From the entries below, copy every line where the string "dash" appears.

(Stored dataset items)
......
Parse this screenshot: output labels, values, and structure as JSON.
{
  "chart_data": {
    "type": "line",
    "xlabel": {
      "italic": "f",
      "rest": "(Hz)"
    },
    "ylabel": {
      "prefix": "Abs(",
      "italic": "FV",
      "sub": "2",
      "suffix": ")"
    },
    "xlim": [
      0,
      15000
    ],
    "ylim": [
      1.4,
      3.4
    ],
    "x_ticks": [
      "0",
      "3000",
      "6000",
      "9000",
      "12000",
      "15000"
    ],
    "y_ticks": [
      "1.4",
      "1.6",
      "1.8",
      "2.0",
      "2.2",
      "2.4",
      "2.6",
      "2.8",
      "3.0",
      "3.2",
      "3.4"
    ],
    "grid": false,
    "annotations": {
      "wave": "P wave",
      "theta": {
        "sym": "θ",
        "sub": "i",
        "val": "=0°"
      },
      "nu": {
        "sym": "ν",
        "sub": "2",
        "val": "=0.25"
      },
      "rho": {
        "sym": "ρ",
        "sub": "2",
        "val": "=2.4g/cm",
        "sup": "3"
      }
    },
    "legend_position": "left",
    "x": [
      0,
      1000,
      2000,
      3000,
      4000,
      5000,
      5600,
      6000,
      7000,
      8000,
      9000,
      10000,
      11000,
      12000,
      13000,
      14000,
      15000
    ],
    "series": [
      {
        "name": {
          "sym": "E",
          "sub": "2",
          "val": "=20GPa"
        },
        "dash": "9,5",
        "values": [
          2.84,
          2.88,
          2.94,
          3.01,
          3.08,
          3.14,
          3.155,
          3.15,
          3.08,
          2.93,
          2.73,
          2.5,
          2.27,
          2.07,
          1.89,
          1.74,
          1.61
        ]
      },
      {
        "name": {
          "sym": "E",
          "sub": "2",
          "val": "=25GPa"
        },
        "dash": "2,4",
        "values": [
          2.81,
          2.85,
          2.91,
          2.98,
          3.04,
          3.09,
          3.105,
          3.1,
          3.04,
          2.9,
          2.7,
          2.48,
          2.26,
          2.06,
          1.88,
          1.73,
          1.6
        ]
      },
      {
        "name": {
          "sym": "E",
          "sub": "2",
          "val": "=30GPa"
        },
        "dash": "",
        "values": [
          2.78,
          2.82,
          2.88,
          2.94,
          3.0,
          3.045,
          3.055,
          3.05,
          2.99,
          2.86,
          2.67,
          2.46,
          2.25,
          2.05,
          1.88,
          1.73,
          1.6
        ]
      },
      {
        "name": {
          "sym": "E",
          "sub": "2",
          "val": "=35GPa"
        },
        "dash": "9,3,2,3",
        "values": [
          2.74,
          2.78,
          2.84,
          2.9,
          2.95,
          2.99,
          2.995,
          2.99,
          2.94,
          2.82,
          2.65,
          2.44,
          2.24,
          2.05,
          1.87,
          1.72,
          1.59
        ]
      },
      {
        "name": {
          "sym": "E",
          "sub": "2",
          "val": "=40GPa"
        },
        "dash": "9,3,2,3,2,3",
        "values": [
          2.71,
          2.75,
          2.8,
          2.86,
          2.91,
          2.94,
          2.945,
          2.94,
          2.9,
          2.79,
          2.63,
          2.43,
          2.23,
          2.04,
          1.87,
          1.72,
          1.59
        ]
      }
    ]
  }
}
......
▶ **Response below**
        "dash": "9,5",
        "dash": "2,4",
        "dash": "",
        "dash": "9,3,2,3",
        "dash": "9,3,2,3,2,3",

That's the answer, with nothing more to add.